** start of MATERIAL SHOWN **
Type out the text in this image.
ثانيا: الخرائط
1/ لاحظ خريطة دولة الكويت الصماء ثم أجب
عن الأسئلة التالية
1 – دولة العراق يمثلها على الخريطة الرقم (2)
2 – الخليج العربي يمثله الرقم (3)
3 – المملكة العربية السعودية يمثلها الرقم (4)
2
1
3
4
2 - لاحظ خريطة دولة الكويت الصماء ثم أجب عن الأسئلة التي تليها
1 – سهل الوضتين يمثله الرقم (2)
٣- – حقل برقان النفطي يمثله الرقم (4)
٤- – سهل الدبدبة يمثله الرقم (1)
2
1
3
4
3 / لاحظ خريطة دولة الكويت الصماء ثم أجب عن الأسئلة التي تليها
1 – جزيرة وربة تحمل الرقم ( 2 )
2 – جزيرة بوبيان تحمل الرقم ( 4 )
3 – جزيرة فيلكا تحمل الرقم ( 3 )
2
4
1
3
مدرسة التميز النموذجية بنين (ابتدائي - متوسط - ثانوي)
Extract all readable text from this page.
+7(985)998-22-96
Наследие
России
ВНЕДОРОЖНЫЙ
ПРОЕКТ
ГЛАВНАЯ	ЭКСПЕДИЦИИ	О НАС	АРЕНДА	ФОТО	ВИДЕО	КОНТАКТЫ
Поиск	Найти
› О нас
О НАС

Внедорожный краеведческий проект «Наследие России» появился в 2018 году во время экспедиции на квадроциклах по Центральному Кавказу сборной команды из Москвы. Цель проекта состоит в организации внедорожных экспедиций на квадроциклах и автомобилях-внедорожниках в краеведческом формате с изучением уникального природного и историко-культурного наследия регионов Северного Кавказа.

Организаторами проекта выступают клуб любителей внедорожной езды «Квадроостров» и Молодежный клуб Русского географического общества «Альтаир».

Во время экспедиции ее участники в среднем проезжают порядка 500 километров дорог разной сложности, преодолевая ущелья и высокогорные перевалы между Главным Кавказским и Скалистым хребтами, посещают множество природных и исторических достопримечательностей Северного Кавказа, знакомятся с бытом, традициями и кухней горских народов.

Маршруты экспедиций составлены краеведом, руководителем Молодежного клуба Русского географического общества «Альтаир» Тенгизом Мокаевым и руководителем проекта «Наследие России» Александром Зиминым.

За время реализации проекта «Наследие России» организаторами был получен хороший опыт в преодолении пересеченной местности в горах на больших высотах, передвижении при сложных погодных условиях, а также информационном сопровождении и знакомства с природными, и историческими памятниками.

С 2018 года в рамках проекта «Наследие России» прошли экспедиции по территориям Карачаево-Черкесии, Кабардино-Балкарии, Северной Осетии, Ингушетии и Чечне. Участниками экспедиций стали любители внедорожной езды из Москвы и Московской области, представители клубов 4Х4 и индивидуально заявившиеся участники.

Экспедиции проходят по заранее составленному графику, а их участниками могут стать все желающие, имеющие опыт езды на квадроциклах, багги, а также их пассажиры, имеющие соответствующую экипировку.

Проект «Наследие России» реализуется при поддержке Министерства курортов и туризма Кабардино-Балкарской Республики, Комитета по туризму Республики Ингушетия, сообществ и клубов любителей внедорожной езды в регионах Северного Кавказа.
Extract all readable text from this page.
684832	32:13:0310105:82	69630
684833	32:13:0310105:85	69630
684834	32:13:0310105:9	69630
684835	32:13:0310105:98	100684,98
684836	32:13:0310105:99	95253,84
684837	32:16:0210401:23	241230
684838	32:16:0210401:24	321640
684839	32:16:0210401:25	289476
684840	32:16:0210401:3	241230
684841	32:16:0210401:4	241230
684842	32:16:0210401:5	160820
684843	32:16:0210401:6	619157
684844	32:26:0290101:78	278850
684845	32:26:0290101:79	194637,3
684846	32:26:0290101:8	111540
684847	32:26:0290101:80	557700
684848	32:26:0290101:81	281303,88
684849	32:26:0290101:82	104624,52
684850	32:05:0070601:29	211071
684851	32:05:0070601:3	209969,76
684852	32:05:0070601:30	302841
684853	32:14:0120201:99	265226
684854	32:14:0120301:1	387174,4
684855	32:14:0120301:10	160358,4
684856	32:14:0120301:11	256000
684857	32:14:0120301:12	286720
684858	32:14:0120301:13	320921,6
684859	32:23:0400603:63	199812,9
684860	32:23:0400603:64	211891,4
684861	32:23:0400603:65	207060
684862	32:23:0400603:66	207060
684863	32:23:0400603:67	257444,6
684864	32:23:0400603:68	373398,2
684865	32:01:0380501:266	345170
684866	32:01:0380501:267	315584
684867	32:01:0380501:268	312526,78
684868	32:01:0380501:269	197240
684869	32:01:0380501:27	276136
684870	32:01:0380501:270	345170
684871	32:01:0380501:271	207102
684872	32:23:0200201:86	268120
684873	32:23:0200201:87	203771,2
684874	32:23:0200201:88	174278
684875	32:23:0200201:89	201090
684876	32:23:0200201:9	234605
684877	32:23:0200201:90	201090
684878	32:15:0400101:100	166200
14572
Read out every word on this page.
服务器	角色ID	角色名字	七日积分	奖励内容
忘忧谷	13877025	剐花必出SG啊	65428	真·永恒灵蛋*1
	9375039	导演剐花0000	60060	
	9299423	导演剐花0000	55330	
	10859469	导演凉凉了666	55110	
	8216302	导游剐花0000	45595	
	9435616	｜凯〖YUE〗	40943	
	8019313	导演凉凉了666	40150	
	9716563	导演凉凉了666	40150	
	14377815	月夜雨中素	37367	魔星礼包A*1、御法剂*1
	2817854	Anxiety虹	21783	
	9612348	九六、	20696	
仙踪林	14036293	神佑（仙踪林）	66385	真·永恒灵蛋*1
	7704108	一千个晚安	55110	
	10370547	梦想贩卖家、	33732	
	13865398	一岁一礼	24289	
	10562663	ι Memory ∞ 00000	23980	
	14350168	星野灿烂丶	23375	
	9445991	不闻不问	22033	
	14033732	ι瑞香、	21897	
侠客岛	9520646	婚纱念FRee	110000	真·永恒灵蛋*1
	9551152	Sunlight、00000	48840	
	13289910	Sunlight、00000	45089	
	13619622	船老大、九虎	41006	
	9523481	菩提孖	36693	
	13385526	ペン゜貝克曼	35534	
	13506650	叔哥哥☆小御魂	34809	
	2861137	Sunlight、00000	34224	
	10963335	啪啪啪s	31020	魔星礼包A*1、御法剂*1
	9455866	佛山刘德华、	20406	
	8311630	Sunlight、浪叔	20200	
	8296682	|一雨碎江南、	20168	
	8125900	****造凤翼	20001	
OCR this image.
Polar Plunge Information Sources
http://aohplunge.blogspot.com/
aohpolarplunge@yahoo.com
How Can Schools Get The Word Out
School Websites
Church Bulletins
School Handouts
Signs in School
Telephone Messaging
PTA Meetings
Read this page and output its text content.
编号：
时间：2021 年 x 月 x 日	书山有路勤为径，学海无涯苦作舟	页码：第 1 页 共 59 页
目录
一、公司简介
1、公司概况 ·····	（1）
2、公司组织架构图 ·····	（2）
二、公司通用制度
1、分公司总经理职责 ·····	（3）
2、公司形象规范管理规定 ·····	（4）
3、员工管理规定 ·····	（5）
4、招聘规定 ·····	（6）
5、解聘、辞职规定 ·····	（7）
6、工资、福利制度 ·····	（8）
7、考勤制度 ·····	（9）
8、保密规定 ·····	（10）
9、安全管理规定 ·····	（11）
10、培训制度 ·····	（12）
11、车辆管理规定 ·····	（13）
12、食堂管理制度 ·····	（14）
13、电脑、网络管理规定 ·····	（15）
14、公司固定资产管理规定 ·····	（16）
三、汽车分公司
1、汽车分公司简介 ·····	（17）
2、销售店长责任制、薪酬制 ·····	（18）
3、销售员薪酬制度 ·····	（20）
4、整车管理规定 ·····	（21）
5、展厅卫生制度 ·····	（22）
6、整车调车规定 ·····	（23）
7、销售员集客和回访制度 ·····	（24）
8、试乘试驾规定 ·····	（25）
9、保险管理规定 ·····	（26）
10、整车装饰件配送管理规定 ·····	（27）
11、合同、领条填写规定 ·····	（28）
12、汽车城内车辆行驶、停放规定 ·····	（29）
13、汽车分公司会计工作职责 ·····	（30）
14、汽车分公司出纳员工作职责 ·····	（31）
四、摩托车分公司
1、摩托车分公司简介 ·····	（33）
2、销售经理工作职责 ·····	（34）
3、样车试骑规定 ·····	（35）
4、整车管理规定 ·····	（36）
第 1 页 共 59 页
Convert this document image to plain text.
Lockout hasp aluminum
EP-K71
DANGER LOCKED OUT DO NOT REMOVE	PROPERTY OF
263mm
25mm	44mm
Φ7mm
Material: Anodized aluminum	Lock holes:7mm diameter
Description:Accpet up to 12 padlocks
** end of MATERIAL SHOWN **
> _GOAL_
Show the lines of the data that hold the word "проекта".

> _RESULT FOR THIS TASK_
Внедорожный краеведческий проект «Наследие России» появился в 2018 году во время экспедиции на квадроциклах по Центральному Кавказу сборной команды из Москвы. Цель проекта состоит в организации внедорожных экспедиций на квадроциклах и автомобилях-внедорожниках в краеведческом формате с изучением уникального природного и историко-культурного наследия регионов Северного Кавказа.
Организаторами проекта выступают клуб любителей внедорожной езды «Квадроостров» и Молодежный клуб Русского географического общества «Альтаир».
Маршруты экспедиций составлены краеведом, руководителем Молодежного клуба Русского географического общества «Альтаир» Тенгизом Мокаевым и руководителем проекта «Наследие России» Александром Зиминым.
За время реализации проекта «Наследие России» организаторами был получен хороший опыт в преодолении пересеченной местности в горах на больших высотах, передвижении при сложных погодных условиях, а также информационном сопровождении и знакомства с природными, и историческими памятниками.
С 2018 года в рамках проекта «Наследие России» прошли экспедиции по территориям Карачаево-Черкесии, Кабардино-Балкарии, Северной Осетии, Ингушетии и Чечне. Участниками экспедиций стали любители внедорожной езды из Москвы и Московской области, представители клубов 4Х4 и индивидуально заявившиеся участники.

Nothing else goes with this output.